* _What is expected_: Copy each of the entries below faithfully, setting aside any pictures.

* _Provided material_:
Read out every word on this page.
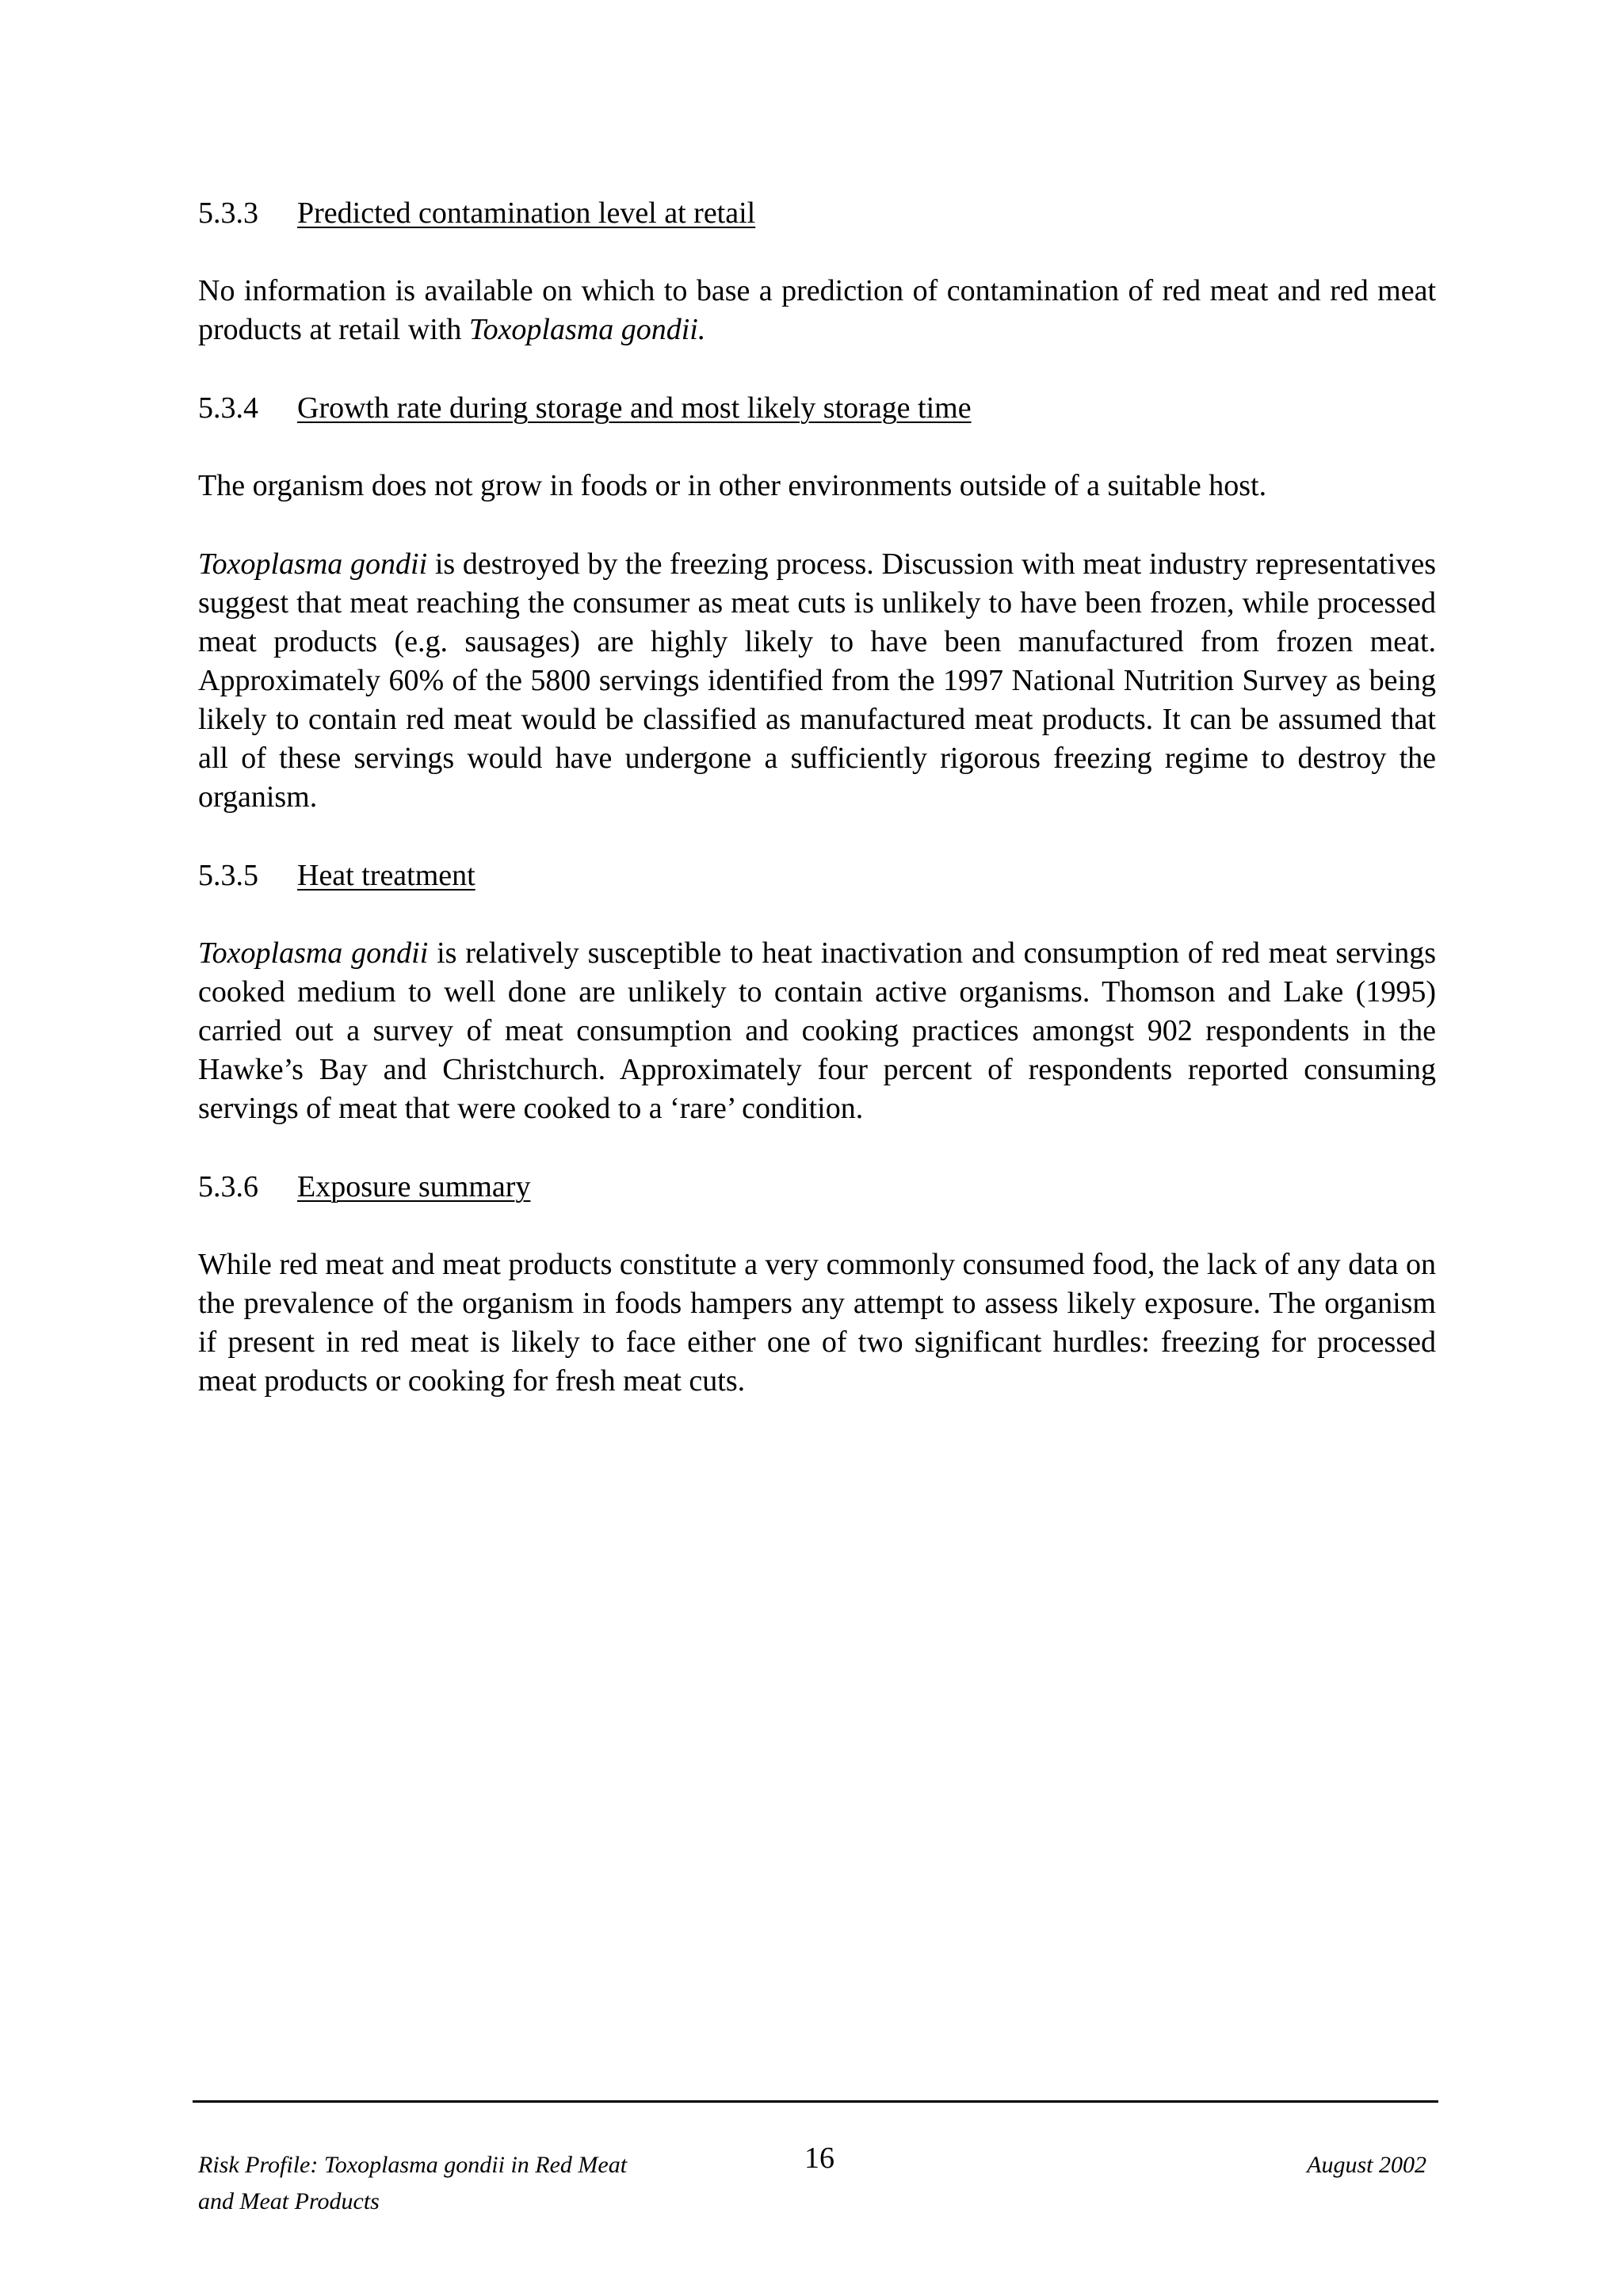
5.3.3 Predicted contamination level at retail

No information is available on which to base a prediction of contamination of red meat and red meat products at retail with Toxoplasma gondii.

5.3.4 Growth rate during storage and most likely storage time

The organism does not grow in foods or in other environments outside of a suitable host.

Toxoplasma gondii is destroyed by the freezing process. Discussion with meat industry representatives suggest that meat reaching the consumer as meat cuts is unlikely to have been frozen, while processed meat products (e.g. sausages) are highly likely to have been manufactured from frozen meat. Approximately 60% of the 5800 servings identified from the 1997 National Nutrition Survey as being likely to contain red meat would be classified as manufactured meat products. It can be assumed that all of these servings would have undergone a sufficiently rigorous freezing regime to destroy the organism.

5.3.5 Heat treatment

Toxoplasma gondii is relatively susceptible to heat inactivation and consumption of red meat servings cooked medium to well done are unlikely to contain active organisms. Thomson and Lake (1995) carried out a survey of meat consumption and cooking practices amongst 902 respondents in the Hawke’s Bay and Christchurch. Approximately four percent of respondents reported consuming servings of meat that were cooked to a ‘rare’ condition.

5.3.6 Exposure summary

While red meat and meat products constitute a very commonly consumed food, the lack of any data on the prevalence of the organism in foods hampers any attempt to assess likely exposure. The organism if present in red meat is likely to face either one of two significant hurdles: freezing for processed meat products or cooking for fresh meat cuts.

Risk Profile: Toxoplasma gondii in Red Meat
and Meat Products
16	August 2002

* _Answer in full_:
Read out every word on this page.
5.3.3 Predicted contamination level at retail

No information is available on which to base a prediction of contamination of red meat and red meat products at retail with Toxoplasma gondii.

5.3.4 Growth rate during storage and most likely storage time

The organism does not grow in foods or in other environments outside of a suitable host.

Toxoplasma gondii is destroyed by the freezing process. Discussion with meat industry representatives suggest that meat reaching the consumer as meat cuts is unlikely to have been frozen, while processed meat products (e.g. sausages) are highly likely to have been manufactured from frozen meat. Approximately 60% of the 5800 servings identified from the 1997 National Nutrition Survey as being likely to contain red meat would be classified as manufactured meat products. It can be assumed that all of these servings would have undergone a sufficiently rigorous freezing regime to destroy the organism.

5.3.5 Heat treatment

Toxoplasma gondii is relatively susceptible to heat inactivation and consumption of red meat servings cooked medium to well done are unlikely to contain active organisms. Thomson and Lake (1995) carried out a survey of meat consumption and cooking practices amongst 902 respondents in the Hawke’s Bay and Christchurch. Approximately four percent of respondents reported consuming servings of meat that were cooked to a ‘rare’ condition.

5.3.6 Exposure summary

While red meat and meat products constitute a very commonly consumed food, the lack of any data on the prevalence of the organism in foods hampers any attempt to assess likely exposure. The organism if present in red meat is likely to face either one of two significant hurdles: freezing for processed meat products or cooking for fresh meat cuts.

Risk Profile: Toxoplasma gondii in Red Meat
and Meat Products
16	August 2002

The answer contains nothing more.